» **Task objective**: Copy all of the records below line for line, changing nothing.

————

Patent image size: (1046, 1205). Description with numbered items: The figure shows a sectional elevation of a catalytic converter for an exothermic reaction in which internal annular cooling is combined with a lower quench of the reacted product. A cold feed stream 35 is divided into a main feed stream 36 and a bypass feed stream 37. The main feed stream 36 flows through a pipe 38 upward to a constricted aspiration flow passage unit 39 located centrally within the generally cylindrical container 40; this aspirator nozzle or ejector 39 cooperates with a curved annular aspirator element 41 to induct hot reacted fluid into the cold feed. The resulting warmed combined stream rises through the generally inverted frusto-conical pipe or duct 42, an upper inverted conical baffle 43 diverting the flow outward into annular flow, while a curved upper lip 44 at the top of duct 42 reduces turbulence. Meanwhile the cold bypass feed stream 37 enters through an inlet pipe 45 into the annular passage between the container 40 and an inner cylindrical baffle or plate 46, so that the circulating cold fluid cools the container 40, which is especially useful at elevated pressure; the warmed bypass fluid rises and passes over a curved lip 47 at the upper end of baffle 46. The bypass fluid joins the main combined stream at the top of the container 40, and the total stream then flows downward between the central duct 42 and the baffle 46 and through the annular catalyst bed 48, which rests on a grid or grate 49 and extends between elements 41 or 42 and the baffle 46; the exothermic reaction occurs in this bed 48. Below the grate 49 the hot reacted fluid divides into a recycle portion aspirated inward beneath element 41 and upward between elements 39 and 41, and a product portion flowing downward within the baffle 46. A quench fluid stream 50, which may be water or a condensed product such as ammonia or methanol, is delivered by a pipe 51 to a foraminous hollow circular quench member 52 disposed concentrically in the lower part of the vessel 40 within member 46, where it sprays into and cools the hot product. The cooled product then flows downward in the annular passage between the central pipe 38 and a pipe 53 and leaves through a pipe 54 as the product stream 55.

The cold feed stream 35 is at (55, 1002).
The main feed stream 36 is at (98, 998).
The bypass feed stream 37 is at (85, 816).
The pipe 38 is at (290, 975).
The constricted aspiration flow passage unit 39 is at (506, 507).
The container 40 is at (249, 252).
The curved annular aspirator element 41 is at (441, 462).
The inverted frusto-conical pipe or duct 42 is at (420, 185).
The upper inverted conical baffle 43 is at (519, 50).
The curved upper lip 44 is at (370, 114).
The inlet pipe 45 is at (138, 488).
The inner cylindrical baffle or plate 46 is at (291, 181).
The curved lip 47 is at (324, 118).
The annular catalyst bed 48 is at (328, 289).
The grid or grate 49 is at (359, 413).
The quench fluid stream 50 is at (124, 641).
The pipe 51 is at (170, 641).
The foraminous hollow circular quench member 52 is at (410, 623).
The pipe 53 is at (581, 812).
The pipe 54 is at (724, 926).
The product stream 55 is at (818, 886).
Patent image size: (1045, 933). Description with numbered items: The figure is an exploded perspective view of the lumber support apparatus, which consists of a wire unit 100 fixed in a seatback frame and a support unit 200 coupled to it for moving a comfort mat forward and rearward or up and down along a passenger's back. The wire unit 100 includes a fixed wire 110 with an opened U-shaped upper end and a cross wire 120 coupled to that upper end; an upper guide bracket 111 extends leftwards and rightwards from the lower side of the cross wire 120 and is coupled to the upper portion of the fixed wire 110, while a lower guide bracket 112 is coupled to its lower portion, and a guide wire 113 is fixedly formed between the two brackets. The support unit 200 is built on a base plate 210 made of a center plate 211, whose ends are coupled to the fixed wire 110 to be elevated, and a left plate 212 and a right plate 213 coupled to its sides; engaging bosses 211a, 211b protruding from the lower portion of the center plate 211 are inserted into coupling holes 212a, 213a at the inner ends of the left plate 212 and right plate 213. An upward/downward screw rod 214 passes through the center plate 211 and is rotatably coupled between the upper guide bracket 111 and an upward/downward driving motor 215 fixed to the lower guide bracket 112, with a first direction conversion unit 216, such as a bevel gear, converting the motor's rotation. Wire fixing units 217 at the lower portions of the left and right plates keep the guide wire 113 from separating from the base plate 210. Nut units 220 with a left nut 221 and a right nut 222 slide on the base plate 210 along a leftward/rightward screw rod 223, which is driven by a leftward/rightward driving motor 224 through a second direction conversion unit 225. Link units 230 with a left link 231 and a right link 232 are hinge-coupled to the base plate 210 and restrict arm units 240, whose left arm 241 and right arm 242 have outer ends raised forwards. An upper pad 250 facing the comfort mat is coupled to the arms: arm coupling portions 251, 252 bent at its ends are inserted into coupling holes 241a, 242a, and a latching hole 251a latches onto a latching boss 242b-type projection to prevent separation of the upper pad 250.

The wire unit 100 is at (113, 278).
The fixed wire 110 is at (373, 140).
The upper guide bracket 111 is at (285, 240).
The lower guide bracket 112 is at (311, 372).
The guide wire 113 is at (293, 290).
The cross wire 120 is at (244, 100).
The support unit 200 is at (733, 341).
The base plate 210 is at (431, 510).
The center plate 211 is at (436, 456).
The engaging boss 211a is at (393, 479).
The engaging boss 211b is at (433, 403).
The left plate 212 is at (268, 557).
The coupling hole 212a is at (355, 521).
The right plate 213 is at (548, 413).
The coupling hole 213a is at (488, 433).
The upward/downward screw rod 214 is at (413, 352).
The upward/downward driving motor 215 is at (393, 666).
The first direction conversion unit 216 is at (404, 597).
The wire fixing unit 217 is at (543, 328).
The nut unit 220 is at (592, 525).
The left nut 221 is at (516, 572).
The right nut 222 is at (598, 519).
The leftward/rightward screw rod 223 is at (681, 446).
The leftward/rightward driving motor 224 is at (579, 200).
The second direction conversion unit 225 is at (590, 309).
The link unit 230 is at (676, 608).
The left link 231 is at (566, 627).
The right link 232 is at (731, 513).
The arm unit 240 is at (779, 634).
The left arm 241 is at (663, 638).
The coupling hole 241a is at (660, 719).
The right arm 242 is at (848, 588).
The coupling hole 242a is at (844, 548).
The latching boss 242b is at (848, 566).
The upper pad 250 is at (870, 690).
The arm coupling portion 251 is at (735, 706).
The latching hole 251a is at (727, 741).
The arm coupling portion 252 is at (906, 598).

————

» **Reply**:
Patent image size: (1046, 1205). Description with numbered items: The figure shows a sectional elevation of a catalytic converter for an exothermic reaction in which internal annular cooling is combined with a lower quench of the reacted product. A cold feed stream 35 is divided into a main feed stream 36 and a bypass feed stream 37. The main feed stream 36 flows through a pipe 38 upward to a constricted aspiration flow passage unit 39 located centrally within the generally cylindrical container 40; this aspirator nozzle or ejector 39 cooperates with a curved annular aspirator element 41 to induct hot reacted fluid into the cold feed. The resulting warmed combined stream rises through the generally inverted frusto-conical pipe or duct 42, an upper inverted conical baffle 43 diverting the flow outward into annular flow, while a curved upper lip 44 at the top of duct 42 reduces turbulence. Meanwhile the cold bypass feed stream 37 enters through an inlet pipe 45 into the annular passage between the container 40 and an inner cylindrical baffle or plate 46, so that the circulating cold fluid cools the container 40, which is especially useful at elevated pressure; the warmed bypass fluid rises and passes over a curved lip 47 at the upper end of baffle 46. The bypass fluid joins the main combined stream at the top of the container 40, and the total stream then flows downward between the central duct 42 and the baffle 46 and through the annular catalyst bed 48, which rests on a grid or grate 49 and extends between elements 41 or 42 and the baffle 46; the exothermic reaction occurs in this bed 48. Below the grate 49 the hot reacted fluid divides into a recycle portion aspirated inward beneath element 41 and upward between elements 39 and 41, and a product portion flowing downward within the baffle 46. A quench fluid stream 50, which may be water or a condensed product such as ammonia or methanol, is delivered by a pipe 51 to a foraminous hollow circular quench member 52 disposed concentrically in the lower part of the vessel 40 within member 46, where it sprays into and cools the hot product. The cooled product then flows downward in the annular passage between the central pipe 38 and a pipe 53 and leaves through a pipe 54 as the product stream 55.

The cold feed stream 35 is at (55, 1002).
The main feed stream 36 is at (98, 998).
The bypass feed stream 37 is at (85, 816).
The pipe 38 is at (290, 975).
The constricted aspiration flow passage unit 39 is at (506, 507).
The container 40 is at (249, 252).
The curved annular aspirator element 41 is at (441, 462).
The inverted frusto-conical pipe or duct 42 is at (420, 185).
The upper inverted conical baffle 43 is at (519, 50).
The curved upper lip 44 is at (370, 114).
The inlet pipe 45 is at (138, 488).
The inner cylindrical baffle or plate 46 is at (291, 181).
The curved lip 47 is at (324, 118).
The annular catalyst bed 48 is at (328, 289).
The grid or grate 49 is at (359, 413).
The quench fluid stream 50 is at (124, 641).
The pipe 51 is at (170, 641).
The foraminous hollow circular quench member 52 is at (410, 623).
The pipe 53 is at (581, 812).
The pipe 54 is at (724, 926).
The product stream 55 is at (818, 886).
Patent image size: (1045, 933). Description with numbered items: The figure is an exploded perspective view of the lumber support apparatus, which consists of a wire unit 100 fixed in a seatback frame and a support unit 200 coupled to it for moving a comfort mat forward and rearward or up and down along a passenger's back. The wire unit 100 includes a fixed wire 110 with an opened U-shaped upper end and a cross wire 120 coupled to that upper end; an upper guide bracket 111 extends leftwards and rightwards from the lower side of the cross wire 120 and is coupled to the upper portion of the fixed wire 110, while a lower guide bracket 112 is coupled to its lower portion, and a guide wire 113 is fixedly formed between the two brackets. The support unit 200 is built on a base plate 210 made of a center plate 211, whose ends are coupled to the fixed wire 110 to be elevated, and a left plate 212 and a right plate 213 coupled to its sides; engaging bosses 211a, 211b protruding from the lower portion of the center plate 211 are inserted into coupling holes 212a, 213a at the inner ends of the left plate 212 and right plate 213. An upward/downward screw rod 214 passes through the center plate 211 and is rotatably coupled between the upper guide bracket 111 and an upward/downward driving motor 215 fixed to the lower guide bracket 112, with a first direction conversion unit 216, such as a bevel gear, converting the motor's rotation. Wire fixing units 217 at the lower portions of the left and right plates keep the guide wire 113 from separating from the base plate 210. Nut units 220 with a left nut 221 and a right nut 222 slide on the base plate 210 along a leftward/rightward screw rod 223, which is driven by a leftward/rightward driving motor 224 through a second direction conversion unit 225. Link units 230 with a left link 231 and a right link 232 are hinge-coupled to the base plate 210 and restrict arm units 240, whose left arm 241 and right arm 242 have outer ends raised forwards. An upper pad 250 facing the comfort mat is coupled to the arms: arm coupling portions 251, 252 bent at its ends are inserted into coupling holes 241a, 242a, and a latching hole 251a latches onto a latching boss 242b-type projection to prevent separation of the upper pad 250.

The wire unit 100 is at (113, 278).
The fixed wire 110 is at (373, 140).
The upper guide bracket 111 is at (285, 240).
The lower guide bracket 112 is at (311, 372).
The guide wire 113 is at (293, 290).
The cross wire 120 is at (244, 100).
The support unit 200 is at (733, 341).
The base plate 210 is at (431, 510).
The center plate 211 is at (436, 456).
The engaging boss 211a is at (393, 479).
The engaging boss 211b is at (433, 403).
The left plate 212 is at (268, 557).
The coupling hole 212a is at (355, 521).
The right plate 213 is at (548, 413).
The coupling hole 213a is at (488, 433).
The upward/downward screw rod 214 is at (413, 352).
The upward/downward driving motor 215 is at (393, 666).
The first direction conversion unit 216 is at (404, 597).
The wire fixing unit 217 is at (543, 328).
The nut unit 220 is at (592, 525).
The left nut 221 is at (516, 572).
The right nut 222 is at (598, 519).
The leftward/rightward screw rod 223 is at (681, 446).
The leftward/rightward driving motor 224 is at (579, 200).
The second direction conversion unit 225 is at (590, 309).
The link unit 230 is at (676, 608).
The left link 231 is at (566, 627).
The right link 232 is at (731, 513).
The arm unit 240 is at (779, 634).
The left arm 241 is at (663, 638).
The coupling hole 241a is at (660, 719).
The right arm 242 is at (848, 588).
The coupling hole 242a is at (844, 548).
The latching boss 242b is at (848, 566).
The upper pad 250 is at (870, 690).
The arm coupling portion 251 is at (735, 706).
The latching hole 251a is at (727, 741).
The arm coupling portion 252 is at (906, 598).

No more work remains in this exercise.